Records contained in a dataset
******

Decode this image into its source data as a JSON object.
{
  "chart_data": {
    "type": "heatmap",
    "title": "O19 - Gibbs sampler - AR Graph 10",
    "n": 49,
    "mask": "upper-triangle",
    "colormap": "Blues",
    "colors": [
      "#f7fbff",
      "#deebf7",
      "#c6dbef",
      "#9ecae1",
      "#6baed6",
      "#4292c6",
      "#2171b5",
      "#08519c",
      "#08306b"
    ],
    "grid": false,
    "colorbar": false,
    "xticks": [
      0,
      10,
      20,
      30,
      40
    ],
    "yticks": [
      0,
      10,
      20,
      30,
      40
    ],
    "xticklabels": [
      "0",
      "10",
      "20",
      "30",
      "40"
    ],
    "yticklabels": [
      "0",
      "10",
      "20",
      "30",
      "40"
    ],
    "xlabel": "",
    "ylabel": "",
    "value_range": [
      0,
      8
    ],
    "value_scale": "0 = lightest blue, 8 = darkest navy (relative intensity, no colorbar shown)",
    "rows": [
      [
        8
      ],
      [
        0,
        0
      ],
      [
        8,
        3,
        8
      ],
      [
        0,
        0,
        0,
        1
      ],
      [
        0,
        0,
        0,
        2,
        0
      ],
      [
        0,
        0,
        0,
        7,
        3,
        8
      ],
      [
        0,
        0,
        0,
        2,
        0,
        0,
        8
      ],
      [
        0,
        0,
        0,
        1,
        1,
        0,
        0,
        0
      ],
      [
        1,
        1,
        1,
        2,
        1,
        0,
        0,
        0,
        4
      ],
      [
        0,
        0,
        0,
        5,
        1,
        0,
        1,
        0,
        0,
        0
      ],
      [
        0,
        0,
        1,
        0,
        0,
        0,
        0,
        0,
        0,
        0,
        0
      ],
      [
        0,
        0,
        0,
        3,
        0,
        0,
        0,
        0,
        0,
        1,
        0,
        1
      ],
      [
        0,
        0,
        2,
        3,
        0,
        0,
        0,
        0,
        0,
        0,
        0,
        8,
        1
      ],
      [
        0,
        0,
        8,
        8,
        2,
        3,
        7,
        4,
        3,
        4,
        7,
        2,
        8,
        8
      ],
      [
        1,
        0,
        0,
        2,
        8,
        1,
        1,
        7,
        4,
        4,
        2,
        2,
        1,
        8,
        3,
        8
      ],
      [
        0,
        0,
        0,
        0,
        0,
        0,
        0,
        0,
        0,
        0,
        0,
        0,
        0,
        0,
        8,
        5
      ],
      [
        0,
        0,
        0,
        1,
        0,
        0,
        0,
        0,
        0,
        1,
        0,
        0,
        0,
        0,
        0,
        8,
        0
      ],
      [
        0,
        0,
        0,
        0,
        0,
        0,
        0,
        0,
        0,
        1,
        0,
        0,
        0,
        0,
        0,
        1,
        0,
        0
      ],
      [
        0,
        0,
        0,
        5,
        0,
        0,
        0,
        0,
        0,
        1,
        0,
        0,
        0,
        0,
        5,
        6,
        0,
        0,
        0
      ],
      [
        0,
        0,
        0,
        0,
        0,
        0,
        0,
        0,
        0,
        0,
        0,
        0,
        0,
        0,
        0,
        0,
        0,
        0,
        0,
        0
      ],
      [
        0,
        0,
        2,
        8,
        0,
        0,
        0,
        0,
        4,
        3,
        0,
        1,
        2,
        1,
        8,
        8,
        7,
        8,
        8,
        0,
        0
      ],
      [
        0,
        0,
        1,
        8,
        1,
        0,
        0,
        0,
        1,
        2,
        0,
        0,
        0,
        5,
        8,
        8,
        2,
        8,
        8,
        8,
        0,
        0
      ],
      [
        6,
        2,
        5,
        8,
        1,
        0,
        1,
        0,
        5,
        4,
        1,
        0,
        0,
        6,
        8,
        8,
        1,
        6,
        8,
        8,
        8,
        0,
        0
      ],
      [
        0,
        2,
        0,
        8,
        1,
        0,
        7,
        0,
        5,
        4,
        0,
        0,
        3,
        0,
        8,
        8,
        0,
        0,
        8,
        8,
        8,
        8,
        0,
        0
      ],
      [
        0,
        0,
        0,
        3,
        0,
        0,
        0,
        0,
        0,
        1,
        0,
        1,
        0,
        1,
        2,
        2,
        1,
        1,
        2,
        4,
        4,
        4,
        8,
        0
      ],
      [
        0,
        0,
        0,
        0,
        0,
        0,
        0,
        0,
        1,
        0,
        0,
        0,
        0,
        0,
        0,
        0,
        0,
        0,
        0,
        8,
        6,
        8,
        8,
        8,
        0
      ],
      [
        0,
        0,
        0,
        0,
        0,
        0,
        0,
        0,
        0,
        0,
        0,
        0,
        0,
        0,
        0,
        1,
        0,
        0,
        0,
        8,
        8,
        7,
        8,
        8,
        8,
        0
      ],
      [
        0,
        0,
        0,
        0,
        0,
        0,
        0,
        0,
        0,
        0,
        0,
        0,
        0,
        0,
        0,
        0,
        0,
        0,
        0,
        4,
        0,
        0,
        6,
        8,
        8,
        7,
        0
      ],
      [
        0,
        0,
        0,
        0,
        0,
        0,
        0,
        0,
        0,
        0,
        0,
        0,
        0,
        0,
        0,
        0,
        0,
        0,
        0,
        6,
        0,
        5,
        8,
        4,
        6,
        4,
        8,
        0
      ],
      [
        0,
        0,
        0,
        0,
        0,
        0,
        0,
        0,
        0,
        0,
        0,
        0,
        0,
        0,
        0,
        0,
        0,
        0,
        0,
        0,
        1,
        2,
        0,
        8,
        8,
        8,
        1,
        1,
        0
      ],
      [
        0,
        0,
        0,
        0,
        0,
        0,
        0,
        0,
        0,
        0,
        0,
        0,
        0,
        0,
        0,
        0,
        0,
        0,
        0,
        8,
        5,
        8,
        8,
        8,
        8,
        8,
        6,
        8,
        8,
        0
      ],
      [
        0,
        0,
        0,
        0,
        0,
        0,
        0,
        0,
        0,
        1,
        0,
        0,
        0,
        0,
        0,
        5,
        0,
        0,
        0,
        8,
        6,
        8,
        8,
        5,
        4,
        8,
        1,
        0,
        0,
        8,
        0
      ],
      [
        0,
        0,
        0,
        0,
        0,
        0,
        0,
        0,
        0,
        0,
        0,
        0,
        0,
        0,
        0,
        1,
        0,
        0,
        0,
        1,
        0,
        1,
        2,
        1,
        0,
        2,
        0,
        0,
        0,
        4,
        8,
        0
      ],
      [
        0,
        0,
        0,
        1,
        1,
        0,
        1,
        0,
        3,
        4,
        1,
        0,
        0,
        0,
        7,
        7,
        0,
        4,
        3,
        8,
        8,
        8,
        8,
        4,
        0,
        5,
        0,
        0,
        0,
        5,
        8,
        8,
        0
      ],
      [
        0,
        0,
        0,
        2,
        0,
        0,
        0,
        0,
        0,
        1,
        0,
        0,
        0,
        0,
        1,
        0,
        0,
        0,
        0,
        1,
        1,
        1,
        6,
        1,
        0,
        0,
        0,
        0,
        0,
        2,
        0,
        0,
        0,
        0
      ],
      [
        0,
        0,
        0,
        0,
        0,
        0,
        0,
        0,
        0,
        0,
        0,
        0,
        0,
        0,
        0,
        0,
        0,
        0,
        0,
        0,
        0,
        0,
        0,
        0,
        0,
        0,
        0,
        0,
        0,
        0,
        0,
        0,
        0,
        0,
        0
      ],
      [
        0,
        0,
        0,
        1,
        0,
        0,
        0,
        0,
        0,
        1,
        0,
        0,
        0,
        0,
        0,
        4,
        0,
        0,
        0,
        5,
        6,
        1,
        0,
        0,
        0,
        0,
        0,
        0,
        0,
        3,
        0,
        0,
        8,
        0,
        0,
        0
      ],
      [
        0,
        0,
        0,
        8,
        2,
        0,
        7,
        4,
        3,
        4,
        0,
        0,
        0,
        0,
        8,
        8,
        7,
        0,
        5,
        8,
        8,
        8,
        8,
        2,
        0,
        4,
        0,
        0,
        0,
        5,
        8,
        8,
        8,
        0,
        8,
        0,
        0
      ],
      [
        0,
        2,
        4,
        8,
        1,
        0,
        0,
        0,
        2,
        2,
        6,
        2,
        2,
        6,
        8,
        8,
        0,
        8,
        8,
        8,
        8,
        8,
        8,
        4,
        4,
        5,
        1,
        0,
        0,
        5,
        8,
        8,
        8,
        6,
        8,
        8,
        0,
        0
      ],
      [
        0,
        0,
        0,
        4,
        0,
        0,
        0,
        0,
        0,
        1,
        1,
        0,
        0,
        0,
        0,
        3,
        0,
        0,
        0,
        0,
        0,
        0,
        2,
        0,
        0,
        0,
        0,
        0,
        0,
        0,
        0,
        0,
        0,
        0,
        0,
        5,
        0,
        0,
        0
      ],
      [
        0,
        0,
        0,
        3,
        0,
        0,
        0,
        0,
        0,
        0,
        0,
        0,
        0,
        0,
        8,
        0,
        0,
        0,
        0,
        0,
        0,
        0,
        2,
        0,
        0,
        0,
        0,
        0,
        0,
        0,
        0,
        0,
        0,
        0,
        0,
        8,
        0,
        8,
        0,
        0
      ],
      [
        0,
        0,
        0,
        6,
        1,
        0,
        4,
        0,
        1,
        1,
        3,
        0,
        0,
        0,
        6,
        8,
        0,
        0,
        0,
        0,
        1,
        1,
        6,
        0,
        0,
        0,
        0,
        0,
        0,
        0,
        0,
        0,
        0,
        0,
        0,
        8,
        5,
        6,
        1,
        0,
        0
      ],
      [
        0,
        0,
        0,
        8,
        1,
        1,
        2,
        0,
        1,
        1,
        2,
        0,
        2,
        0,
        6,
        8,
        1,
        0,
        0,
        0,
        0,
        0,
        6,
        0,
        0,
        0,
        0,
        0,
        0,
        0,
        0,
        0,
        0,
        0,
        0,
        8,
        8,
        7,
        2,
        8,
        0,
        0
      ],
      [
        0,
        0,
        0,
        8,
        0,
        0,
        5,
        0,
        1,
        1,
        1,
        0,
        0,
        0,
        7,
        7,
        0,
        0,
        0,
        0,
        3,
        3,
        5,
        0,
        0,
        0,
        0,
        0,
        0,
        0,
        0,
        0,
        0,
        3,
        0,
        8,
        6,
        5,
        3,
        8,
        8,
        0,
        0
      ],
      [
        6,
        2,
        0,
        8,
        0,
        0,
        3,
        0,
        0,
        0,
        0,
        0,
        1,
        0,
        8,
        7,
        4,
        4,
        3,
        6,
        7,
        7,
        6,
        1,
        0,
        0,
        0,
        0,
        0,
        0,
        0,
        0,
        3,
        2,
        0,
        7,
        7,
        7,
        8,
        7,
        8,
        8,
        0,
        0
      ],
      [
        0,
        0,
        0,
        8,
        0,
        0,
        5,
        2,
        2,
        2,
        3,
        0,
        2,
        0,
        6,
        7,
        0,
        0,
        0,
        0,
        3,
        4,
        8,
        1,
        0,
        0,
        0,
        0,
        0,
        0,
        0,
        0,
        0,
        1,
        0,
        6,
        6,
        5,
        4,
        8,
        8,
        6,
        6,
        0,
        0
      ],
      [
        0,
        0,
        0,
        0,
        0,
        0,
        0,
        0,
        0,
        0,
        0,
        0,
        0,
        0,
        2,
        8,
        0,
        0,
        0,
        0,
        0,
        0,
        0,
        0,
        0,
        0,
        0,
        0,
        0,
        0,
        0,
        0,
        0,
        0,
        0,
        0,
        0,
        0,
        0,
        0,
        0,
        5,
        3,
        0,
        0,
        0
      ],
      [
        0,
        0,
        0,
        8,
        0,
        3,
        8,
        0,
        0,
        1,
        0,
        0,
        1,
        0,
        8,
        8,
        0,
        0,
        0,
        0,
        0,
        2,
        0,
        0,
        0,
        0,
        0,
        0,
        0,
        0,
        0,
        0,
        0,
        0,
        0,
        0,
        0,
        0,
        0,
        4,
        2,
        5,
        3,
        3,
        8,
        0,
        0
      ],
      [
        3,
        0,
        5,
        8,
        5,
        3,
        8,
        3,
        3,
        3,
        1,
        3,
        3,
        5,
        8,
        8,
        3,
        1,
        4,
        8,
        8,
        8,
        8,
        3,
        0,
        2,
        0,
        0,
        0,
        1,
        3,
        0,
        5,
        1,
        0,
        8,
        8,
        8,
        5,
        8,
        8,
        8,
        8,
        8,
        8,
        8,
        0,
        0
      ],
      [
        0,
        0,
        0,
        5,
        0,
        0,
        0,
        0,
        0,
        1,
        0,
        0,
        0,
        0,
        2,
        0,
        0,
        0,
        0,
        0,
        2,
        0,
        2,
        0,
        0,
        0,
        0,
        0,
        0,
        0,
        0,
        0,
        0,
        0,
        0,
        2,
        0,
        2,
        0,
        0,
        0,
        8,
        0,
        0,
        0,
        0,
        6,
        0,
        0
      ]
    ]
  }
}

******

Look through the entries above and report each line where the string "colorbar" occurs.

* Answer for this exercise
    "colorbar": false,
    "value_scale": "0 = lightest blue, 8 = darkest navy (relative intensity, no colorbar shown)",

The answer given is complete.